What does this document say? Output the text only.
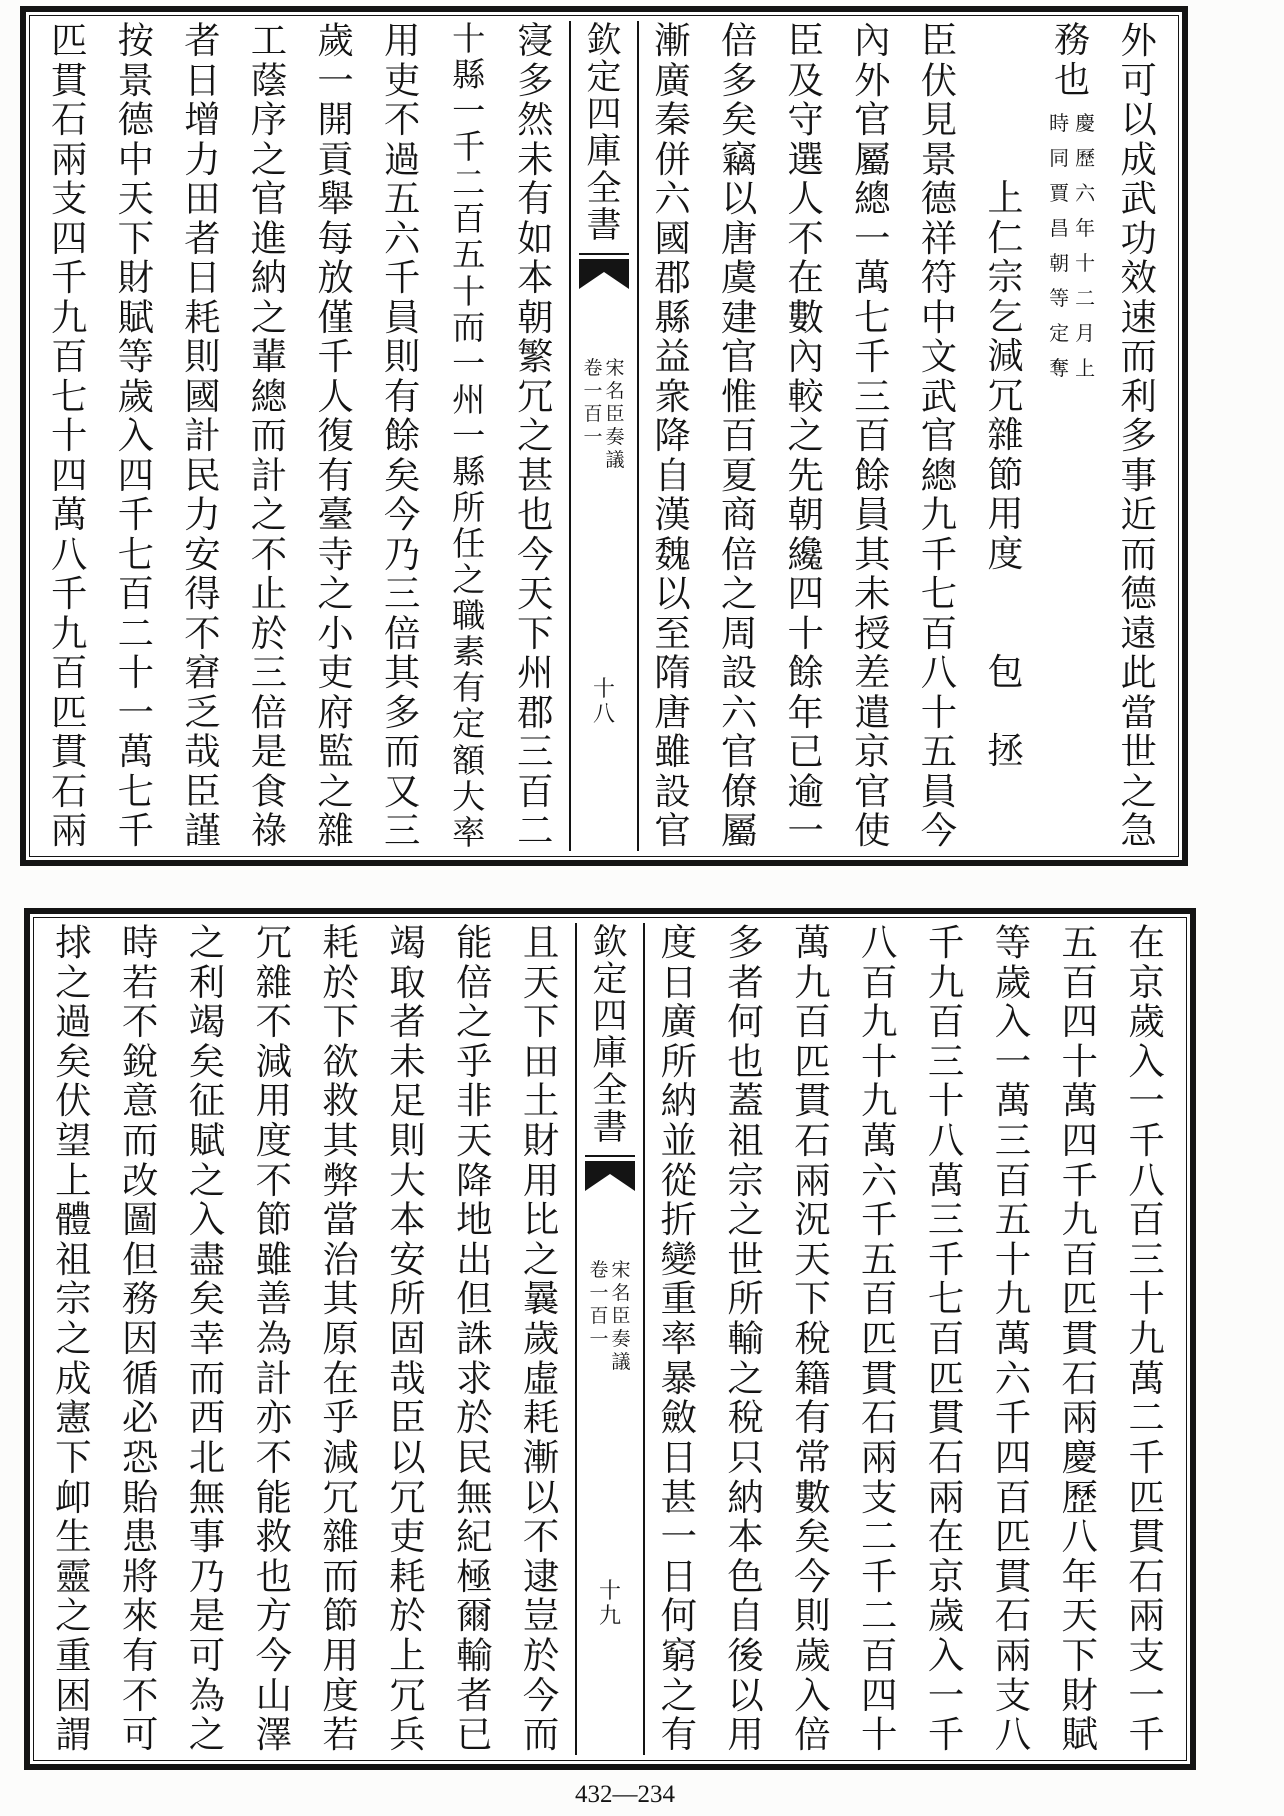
外
可
以
成
武
功
效
速
而
利
多
事
近
而
德
遠
此
當
世
之
急
務
也
慶
歷
六
年
十
二
月
上
時
同
賈
昌
朝
等
定
奪
上
仁
宗
乞
減
冗
雜
節
用
度
包
拯
臣
伏
見
景
德
祥
符
中
文
武
官
總
九
千
七
百
八
十
五
員
今
內
外
官
屬
總
一
萬
七
千
三
百
餘
員
其
未
授
差
遣
京
官
使
臣
及
守
選
人
不
在
數
內
較
之
先
朝
纔
四
十
餘
年
已
逾
一
倍
多
矣
竊
以
唐
虞
建
官
惟
百
夏
商
倍
之
周
設
六
官
僚
屬
漸
廣
秦
併
六
國
郡
縣
益
衆
降
自
漢
魏
以
至
隋
唐
雖
設
官
欽
定
四
庫
全
書
宋
名
臣
奏
議
卷
一
百
一
十
八
寖
多
然
未
有
如
本
朝
繁
冗
之
甚
也
今
天
下
州
郡
三
百
二
十
縣
一
千
二
百
五
十
而
一
州
一
縣
所
任
之
職
素
有
定
額
大
率
用
吏
不
過
五
六
千
員
則
有
餘
矣
今
乃
三
倍
其
多
而
又
三
歲
一
開
貢
舉
每
放
僅
千
人
復
有
臺
寺
之
小
吏
府
監
之
雜
工
蔭
序
之
官
進
納
之
輩
總
而
計
之
不
止
於
三
倍
是
食
祿
者
日
增
力
田
者
日
耗
則
國
計
民
力
安
得
不
窘
乏
哉
臣
謹
按
景
德
中
天
下
財
賦
等
歲
入
四
千
七
百
二
十
一
萬
七
千
匹
貫
石
兩
支
四
千
九
百
七
十
四
萬
八
千
九
百
匹
貫
石
兩
在
京
歲
入
一
千
八
百
三
十
九
萬
二
千
匹
貫
石
兩
支
一
千
五
百
四
十
萬
四
千
九
百
匹
貫
石
兩
慶
歷
八
年
天
下
財
賦
等
歲
入
一
萬
三
百
五
十
九
萬
六
千
四
百
匹
貫
石
兩
支
八
千
九
百
三
十
八
萬
三
千
七
百
匹
貫
石
兩
在
京
歲
入
一
千
八
百
九
十
九
萬
六
千
五
百
匹
貫
石
兩
支
二
千
二
百
四
十
萬
九
百
匹
貫
石
兩
況
天
下
稅
籍
有
常
數
矣
今
則
歲
入
倍
多
者
何
也
蓋
祖
宗
之
世
所
輸
之
稅
只
納
本
色
自
後
以
用
度
日
廣
所
納
並
從
折
變
重
率
暴
斂
日
甚
一
日
何
窮
之
有
欽
定
四
庫
全
書
宋
名
臣
奏
議
卷
一
百
一
十
九
且
天
下
田
土
財
用
比
之
曩
歲
虛
耗
漸
以
不
逮
豈
於
今
而
能
倍
之
乎
非
天
降
地
出
但
誅
求
於
民
無
紀
極
爾
輸
者
已
竭
取
者
未
足
則
大
本
安
所
固
哉
臣
以
冗
吏
耗
於
上
冗
兵
耗
於
下
欲
救
其
弊
當
治
其
原
在
乎
減
冗
雜
而
節
用
度
若
冗
雜
不
減
用
度
不
節
雖
善
為
計
亦
不
能
救
也
方
今
山
澤
之
利
竭
矣
征
賦
之
入
盡
矣
幸
而
西
北
無
事
乃
是
可
為
之
時
若
不
銳
意
而
改
圖
但
務
因
循
必
恐
貽
患
將
來
有
不
可
捄
之
過
矣
伏
望
上
體
祖
宗
之
成
憲
下
卹
生
靈
之
重
困
謂
432—234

-- -- --

Write out the whole listing exactly, and drop the pictures.

What does this document say? Output the text only.
外
可
以
成
武
功
效
速
而
利
多
事
近
而
德
遠
此
當
世
之
急
務
也
慶
歷
六
年
十
二
月
上
時
同
賈
昌
朝
等
定
奪
上
仁
宗
乞
減
冗
雜
節
用
度
包
拯
臣
伏
見
景
德
祥
符
中
文
武
官
總
九
千
七
百
八
十
五
員
今
內
外
官
屬
總
一
萬
七
千
三
百
餘
員
其
未
授
差
遣
京
官
使
臣
及
守
選
人
不
在
數
內
較
之
先
朝
纔
四
十
餘
年
已
逾
一
倍
多
矣
竊
以
唐
虞
建
官
惟
百
夏
商
倍
之
周
設
六
官
僚
屬
漸
廣
秦
併
六
國
郡
縣
益
衆
降
自
漢
魏
以
至
隋
唐
雖
設
官
欽
定
四
庫
全
書
宋
名
臣
奏
議
卷
一
百
一
十
八
寖
多
然
未
有
如
本
朝
繁
冗
之
甚
也
今
天
下
州
郡
三
百
二
十
縣
一
千
二
百
五
十
而
一
州
一
縣
所
任
之
職
素
有
定
額
大
率
用
吏
不
過
五
六
千
員
則
有
餘
矣
今
乃
三
倍
其
多
而
又
三
歲
一
開
貢
舉
每
放
僅
千
人
復
有
臺
寺
之
小
吏
府
監
之
雜
工
蔭
序
之
官
進
納
之
輩
總
而
計
之
不
止
於
三
倍
是
食
祿
者
日
增
力
田
者
日
耗
則
國
計
民
力
安
得
不
窘
乏
哉
臣
謹
按
景
德
中
天
下
財
賦
等
歲
入
四
千
七
百
二
十
一
萬
七
千
匹
貫
石
兩
支
四
千
九
百
七
十
四
萬
八
千
九
百
匹
貫
石
兩
在
京
歲
入
一
千
八
百
三
十
九
萬
二
千
匹
貫
石
兩
支
一
千
五
百
四
十
萬
四
千
九
百
匹
貫
石
兩
慶
歷
八
年
天
下
財
賦
等
歲
入
一
萬
三
百
五
十
九
萬
六
千
四
百
匹
貫
石
兩
支
八
千
九
百
三
十
八
萬
三
千
七
百
匹
貫
石
兩
在
京
歲
入
一
千
八
百
九
十
九
萬
六
千
五
百
匹
貫
石
兩
支
二
千
二
百
四
十
萬
九
百
匹
貫
石
兩
況
天
下
稅
籍
有
常
數
矣
今
則
歲
入
倍
多
者
何
也
蓋
祖
宗
之
世
所
輸
之
稅
只
納
本
色
自
後
以
用
度
日
廣
所
納
並
從
折
變
重
率
暴
斂
日
甚
一
日
何
窮
之
有
欽
定
四
庫
全
書
宋
名
臣
奏
議
卷
一
百
一
十
九
且
天
下
田
土
財
用
比
之
曩
歲
虛
耗
漸
以
不
逮
豈
於
今
而
能
倍
之
乎
非
天
降
地
出
但
誅
求
於
民
無
紀
極
爾
輸
者
已
竭
取
者
未
足
則
大
本
安
所
固
哉
臣
以
冗
吏
耗
於
上
冗
兵
耗
於
下
欲
救
其
弊
當
治
其
原
在
乎
減
冗
雜
而
節
用
度
若
冗
雜
不
減
用
度
不
節
雖
善
為
計
亦
不
能
救
也
方
今
山
澤
之
利
竭
矣
征
賦
之
入
盡
矣
幸
而
西
北
無
事
乃
是
可
為
之
時
若
不
銳
意
而
改
圖
但
務
因
循
必
恐
貽
患
將
來
有
不
可
捄
之
過
矣
伏
望
上
體
祖
宗
之
成
憲
下
卹
生
靈
之
重
困
謂
432—234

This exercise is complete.